_Goal_. Extract, from the listing that follows, each line containing the word "JSON".

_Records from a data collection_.
▶
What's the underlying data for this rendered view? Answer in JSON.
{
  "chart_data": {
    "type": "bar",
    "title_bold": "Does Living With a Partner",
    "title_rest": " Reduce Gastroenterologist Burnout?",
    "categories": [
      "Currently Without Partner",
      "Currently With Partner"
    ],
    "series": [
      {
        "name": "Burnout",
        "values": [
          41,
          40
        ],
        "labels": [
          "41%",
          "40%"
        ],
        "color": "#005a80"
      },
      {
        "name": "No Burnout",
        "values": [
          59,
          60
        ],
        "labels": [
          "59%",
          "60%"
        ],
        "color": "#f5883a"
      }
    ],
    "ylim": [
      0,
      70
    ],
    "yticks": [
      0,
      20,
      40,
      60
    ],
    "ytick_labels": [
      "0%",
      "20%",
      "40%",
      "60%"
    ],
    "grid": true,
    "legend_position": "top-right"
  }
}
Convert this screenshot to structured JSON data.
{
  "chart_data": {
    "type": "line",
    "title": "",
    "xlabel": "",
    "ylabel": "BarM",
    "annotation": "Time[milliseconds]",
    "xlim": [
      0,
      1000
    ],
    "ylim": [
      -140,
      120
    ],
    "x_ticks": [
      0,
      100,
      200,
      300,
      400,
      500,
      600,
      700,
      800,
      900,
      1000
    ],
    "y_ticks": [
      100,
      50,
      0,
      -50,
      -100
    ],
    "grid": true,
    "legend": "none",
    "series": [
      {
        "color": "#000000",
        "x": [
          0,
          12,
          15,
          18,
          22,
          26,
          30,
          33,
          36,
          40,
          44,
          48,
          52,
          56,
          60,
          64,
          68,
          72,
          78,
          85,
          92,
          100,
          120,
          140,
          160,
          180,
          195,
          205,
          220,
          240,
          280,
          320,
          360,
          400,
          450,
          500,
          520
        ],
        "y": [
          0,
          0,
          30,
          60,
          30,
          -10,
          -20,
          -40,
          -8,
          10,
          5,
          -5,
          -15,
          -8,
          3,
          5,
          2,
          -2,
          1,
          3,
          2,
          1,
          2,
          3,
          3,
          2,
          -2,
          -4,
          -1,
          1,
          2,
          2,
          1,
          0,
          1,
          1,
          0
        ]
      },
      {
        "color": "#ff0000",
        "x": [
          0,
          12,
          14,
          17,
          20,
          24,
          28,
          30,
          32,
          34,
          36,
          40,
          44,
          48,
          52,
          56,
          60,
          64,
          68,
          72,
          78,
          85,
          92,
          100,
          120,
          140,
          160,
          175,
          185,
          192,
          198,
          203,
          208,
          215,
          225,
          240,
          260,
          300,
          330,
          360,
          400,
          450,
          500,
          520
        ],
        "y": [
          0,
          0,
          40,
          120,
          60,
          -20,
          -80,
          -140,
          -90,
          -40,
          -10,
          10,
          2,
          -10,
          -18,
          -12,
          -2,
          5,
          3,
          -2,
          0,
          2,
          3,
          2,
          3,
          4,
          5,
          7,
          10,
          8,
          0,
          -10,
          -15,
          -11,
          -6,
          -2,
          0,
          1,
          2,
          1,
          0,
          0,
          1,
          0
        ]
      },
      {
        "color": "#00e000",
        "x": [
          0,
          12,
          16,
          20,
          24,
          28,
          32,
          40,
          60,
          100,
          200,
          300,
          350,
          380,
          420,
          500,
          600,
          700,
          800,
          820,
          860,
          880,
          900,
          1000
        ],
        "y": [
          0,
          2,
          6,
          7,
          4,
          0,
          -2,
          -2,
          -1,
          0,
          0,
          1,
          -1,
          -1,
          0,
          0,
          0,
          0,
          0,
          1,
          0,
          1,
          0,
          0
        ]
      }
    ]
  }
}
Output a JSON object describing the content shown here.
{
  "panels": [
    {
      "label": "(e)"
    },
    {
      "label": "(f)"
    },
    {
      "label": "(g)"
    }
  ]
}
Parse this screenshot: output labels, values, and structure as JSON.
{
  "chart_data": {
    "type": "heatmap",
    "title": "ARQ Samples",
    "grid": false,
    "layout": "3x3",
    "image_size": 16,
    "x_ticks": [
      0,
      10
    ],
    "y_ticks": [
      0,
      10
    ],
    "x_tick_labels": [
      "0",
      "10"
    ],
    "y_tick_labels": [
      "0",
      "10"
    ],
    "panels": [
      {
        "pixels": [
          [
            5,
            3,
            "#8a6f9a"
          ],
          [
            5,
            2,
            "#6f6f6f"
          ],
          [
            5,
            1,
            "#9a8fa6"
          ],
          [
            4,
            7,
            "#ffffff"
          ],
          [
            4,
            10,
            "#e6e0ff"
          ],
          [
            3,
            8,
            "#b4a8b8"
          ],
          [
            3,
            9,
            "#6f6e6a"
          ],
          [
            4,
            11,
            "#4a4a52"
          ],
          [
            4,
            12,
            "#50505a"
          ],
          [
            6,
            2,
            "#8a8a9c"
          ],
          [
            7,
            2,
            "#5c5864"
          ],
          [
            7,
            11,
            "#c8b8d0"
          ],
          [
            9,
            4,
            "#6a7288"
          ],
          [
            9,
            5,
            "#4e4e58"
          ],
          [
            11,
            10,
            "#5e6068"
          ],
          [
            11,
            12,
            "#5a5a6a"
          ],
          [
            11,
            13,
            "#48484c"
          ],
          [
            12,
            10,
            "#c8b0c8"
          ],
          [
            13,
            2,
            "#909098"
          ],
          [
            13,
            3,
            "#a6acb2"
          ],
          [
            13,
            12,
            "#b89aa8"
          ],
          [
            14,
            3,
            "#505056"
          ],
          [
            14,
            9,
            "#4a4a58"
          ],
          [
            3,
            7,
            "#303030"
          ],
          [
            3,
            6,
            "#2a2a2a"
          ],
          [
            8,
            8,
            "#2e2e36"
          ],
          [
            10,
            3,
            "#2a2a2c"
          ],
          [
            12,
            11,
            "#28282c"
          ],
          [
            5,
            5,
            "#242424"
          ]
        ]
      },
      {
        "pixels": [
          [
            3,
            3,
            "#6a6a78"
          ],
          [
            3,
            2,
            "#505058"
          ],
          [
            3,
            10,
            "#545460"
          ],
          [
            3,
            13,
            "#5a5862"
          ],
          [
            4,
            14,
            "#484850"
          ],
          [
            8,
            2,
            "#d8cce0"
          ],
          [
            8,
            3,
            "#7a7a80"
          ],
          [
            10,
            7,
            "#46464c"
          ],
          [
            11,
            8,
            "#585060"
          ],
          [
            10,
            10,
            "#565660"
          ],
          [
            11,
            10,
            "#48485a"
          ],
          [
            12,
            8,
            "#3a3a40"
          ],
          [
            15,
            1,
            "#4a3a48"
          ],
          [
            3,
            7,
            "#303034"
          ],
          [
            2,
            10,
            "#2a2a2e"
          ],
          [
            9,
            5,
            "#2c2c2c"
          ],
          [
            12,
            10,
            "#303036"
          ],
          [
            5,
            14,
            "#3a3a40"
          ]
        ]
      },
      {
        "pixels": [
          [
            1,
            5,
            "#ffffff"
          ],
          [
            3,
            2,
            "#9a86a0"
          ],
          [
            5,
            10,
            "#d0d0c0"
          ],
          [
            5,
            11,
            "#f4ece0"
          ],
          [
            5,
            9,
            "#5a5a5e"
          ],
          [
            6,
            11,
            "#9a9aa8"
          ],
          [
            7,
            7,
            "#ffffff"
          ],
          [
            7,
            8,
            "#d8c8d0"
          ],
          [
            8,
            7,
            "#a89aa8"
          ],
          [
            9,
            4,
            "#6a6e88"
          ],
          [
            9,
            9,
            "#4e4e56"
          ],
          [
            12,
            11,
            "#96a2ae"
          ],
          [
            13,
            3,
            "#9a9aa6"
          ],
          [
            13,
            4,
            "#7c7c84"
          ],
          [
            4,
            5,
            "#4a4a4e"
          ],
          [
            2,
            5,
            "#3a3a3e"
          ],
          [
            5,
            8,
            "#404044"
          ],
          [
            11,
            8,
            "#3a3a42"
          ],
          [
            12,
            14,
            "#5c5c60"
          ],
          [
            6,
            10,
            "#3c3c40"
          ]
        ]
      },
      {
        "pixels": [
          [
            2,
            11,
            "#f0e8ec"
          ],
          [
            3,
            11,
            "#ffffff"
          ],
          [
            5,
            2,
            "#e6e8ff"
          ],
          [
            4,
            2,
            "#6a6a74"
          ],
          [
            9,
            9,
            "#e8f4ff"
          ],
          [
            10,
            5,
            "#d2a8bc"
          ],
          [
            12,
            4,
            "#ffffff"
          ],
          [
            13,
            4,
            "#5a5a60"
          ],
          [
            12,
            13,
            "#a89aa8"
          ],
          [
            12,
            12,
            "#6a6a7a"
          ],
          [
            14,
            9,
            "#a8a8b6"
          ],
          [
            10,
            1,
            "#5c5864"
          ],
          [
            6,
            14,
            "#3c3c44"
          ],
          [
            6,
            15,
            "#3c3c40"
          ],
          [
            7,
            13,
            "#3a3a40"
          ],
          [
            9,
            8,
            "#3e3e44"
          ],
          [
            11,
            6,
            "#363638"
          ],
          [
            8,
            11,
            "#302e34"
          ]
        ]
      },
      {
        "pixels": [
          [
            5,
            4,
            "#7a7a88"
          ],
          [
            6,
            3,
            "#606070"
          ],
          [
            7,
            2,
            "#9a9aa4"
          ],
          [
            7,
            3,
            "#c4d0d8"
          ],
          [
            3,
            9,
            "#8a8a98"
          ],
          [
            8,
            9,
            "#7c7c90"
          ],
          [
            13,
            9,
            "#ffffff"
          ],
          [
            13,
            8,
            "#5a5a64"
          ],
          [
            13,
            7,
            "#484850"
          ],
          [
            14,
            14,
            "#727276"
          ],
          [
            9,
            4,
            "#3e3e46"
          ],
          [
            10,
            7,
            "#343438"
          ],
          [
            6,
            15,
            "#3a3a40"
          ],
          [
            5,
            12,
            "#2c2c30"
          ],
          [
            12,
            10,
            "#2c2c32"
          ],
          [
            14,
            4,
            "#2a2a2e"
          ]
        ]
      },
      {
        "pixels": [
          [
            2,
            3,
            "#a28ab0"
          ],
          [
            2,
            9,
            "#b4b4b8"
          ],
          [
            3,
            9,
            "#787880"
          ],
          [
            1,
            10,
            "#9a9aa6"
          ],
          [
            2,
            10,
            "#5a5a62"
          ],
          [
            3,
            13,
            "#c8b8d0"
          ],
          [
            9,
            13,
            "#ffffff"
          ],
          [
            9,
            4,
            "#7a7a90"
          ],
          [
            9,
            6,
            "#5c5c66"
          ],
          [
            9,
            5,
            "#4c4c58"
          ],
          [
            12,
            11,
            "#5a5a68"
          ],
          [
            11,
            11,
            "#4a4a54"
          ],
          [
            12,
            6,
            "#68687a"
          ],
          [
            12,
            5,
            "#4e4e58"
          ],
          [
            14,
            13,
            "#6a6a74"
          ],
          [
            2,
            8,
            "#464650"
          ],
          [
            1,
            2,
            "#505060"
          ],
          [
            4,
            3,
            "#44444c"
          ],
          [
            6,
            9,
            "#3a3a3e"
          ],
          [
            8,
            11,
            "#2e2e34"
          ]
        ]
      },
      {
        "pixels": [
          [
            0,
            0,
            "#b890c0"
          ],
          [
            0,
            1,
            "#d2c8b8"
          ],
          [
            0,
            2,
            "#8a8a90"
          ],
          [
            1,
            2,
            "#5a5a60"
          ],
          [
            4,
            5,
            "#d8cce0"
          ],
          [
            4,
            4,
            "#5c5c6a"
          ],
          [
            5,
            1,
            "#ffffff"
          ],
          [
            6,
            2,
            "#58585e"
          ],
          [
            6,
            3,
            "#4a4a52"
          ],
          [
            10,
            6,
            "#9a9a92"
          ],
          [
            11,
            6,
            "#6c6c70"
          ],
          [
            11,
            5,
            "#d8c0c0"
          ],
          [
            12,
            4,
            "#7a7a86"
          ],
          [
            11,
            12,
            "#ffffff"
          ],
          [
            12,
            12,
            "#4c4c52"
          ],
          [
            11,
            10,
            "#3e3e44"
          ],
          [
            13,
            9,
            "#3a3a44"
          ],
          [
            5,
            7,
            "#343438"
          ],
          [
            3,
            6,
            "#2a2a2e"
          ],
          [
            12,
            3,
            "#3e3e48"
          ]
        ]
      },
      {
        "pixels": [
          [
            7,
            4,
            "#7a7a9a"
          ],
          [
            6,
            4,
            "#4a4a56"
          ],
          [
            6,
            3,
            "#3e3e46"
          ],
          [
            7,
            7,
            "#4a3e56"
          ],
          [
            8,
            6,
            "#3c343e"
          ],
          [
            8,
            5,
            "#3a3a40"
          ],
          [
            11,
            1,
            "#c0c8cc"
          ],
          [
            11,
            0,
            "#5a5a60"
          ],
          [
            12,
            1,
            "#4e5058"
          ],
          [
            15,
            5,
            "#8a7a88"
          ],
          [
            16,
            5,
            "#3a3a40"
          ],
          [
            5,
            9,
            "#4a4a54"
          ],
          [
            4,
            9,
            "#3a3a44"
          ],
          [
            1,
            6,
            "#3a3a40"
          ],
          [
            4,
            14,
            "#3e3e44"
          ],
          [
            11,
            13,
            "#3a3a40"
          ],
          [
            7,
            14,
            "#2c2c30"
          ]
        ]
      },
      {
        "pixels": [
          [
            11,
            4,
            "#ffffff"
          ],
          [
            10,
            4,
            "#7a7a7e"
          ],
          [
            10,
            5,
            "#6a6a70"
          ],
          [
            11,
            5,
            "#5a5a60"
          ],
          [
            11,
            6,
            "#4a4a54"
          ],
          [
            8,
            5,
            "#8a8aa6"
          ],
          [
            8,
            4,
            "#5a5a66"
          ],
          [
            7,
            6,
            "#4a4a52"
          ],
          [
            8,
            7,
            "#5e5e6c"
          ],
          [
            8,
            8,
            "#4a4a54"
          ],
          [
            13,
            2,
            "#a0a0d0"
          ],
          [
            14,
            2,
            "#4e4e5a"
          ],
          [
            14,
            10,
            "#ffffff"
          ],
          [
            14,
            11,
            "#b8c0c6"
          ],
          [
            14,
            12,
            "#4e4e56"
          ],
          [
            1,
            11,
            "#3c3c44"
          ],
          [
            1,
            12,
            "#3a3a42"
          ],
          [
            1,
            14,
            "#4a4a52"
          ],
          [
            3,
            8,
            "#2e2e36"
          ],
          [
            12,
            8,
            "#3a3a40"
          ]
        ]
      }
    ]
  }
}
◀
_The reply_.
What's the underlying data for this rendered view? Answer in JSON.
Convert this screenshot to structured JSON data.
Output a JSON object describing the content shown here.
Parse this screenshot: output labels, values, and structure as JSON.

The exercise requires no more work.